* TO BE DONE *
Write out the listing below in full and exactly, leaving out every picture.

* DATA TO PROCESS *

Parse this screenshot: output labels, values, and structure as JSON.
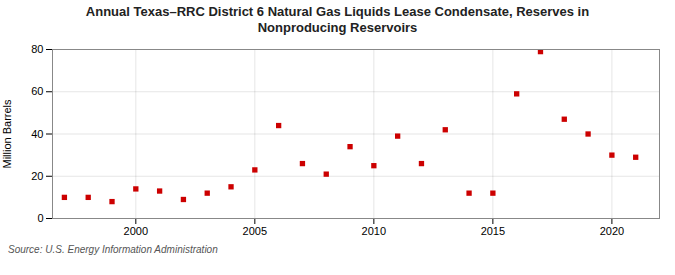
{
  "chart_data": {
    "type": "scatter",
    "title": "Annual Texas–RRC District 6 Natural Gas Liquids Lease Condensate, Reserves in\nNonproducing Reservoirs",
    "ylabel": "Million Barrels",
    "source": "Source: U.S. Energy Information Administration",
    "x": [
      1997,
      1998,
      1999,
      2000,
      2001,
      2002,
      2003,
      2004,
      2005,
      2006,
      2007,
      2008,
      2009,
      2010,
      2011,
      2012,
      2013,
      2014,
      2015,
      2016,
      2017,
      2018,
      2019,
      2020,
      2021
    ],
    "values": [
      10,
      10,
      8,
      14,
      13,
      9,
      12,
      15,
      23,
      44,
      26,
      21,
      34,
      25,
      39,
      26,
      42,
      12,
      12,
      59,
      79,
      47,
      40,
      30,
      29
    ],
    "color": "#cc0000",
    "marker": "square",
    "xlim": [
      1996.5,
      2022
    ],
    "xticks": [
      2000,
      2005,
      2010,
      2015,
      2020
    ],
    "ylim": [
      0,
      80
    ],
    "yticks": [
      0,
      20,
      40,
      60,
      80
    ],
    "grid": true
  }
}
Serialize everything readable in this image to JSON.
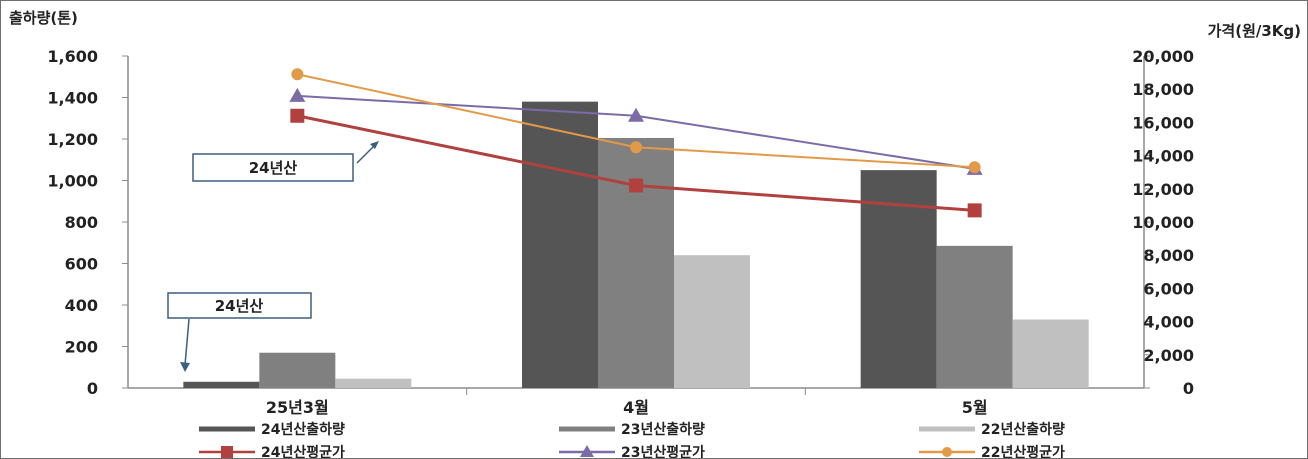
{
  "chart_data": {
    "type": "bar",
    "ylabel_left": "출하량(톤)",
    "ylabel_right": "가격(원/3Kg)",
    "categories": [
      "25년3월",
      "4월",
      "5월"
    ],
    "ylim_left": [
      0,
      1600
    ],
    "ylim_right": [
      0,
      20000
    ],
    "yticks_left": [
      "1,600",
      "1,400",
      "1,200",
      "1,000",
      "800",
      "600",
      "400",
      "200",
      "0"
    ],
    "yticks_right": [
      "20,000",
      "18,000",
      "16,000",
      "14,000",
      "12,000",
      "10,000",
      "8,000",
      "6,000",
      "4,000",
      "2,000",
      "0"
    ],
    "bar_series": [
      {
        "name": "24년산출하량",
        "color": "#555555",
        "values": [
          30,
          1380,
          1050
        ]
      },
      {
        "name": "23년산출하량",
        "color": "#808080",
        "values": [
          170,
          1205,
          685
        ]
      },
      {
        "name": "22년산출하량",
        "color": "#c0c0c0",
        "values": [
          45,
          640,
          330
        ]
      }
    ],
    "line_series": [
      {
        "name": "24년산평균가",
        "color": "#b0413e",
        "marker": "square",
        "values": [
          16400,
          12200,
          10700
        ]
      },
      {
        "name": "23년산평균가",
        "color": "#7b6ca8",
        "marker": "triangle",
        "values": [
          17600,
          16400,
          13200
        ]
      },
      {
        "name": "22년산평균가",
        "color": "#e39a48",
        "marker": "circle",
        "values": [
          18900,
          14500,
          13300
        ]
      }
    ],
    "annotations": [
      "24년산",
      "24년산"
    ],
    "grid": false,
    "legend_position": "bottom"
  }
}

* PROBLEM SOLUTION *
Parse this screenshot: output labels, values, and structure as JSON.
{
  "chart_data": {
    "type": "scatter",
    "title": "Annual Texas–RRC District 6 Natural Gas Liquids Lease Condensate, Reserves in\nNonproducing Reservoirs",
    "ylabel": "Million Barrels",
    "source": "Source: U.S. Energy Information Administration",
    "x": [
      1997,
      1998,
      1999,
      2000,
      2001,
      2002,
      2003,
      2004,
      2005,
      2006,
      2007,
      2008,
      2009,
      2010,
      2011,
      2012,
      2013,
      2014,
      2015,
      2016,
      2017,
      2018,
      2019,
      2020,
      2021
    ],
    "values": [
      10,
      10,
      8,
      14,
      13,
      9,
      12,
      15,
      23,
      44,
      26,
      21,
      34,
      25,
      39,
      26,
      42,
      12,
      12,
      59,
      79,
      47,
      40,
      30,
      29
    ],
    "color": "#cc0000",
    "marker": "square",
    "xlim": [
      1996.5,
      2022
    ],
    "xticks": [
      2000,
      2005,
      2010,
      2015,
      2020
    ],
    "ylim": [
      0,
      80
    ],
    "yticks": [
      0,
      20,
      40,
      60,
      80
    ],
    "grid": true
  }
}
Serialize everything readable in this image to JSON.
{
  "chart_data": {
    "type": "bar",
    "ylabel_left": "출하량(톤)",
    "ylabel_right": "가격(원/3Kg)",
    "categories": [
      "25년3월",
      "4월",
      "5월"
    ],
    "ylim_left": [
      0,
      1600
    ],
    "ylim_right": [
      0,
      20000
    ],
    "yticks_left": [
      "1,600",
      "1,400",
      "1,200",
      "1,000",
      "800",
      "600",
      "400",
      "200",
      "0"
    ],
    "yticks_right": [
      "20,000",
      "18,000",
      "16,000",
      "14,000",
      "12,000",
      "10,000",
      "8,000",
      "6,000",
      "4,000",
      "2,000",
      "0"
    ],
    "bar_series": [
      {
        "name": "24년산출하량",
        "color": "#555555",
        "values": [
          30,
          1380,
          1050
        ]
      },
      {
        "name": "23년산출하량",
        "color": "#808080",
        "values": [
          170,
          1205,
          685
        ]
      },
      {
        "name": "22년산출하량",
        "color": "#c0c0c0",
        "values": [
          45,
          640,
          330
        ]
      }
    ],
    "line_series": [
      {
        "name": "24년산평균가",
        "color": "#b0413e",
        "marker": "square",
        "values": [
          16400,
          12200,
          10700
        ]
      },
      {
        "name": "23년산평균가",
        "color": "#7b6ca8",
        "marker": "triangle",
        "values": [
          17600,
          16400,
          13200
        ]
      },
      {
        "name": "22년산평균가",
        "color": "#e39a48",
        "marker": "circle",
        "values": [
          18900,
          14500,
          13300
        ]
      }
    ],
    "annotations": [
      "24년산",
      "24년산"
    ],
    "grid": false,
    "legend_position": "bottom"
  }
}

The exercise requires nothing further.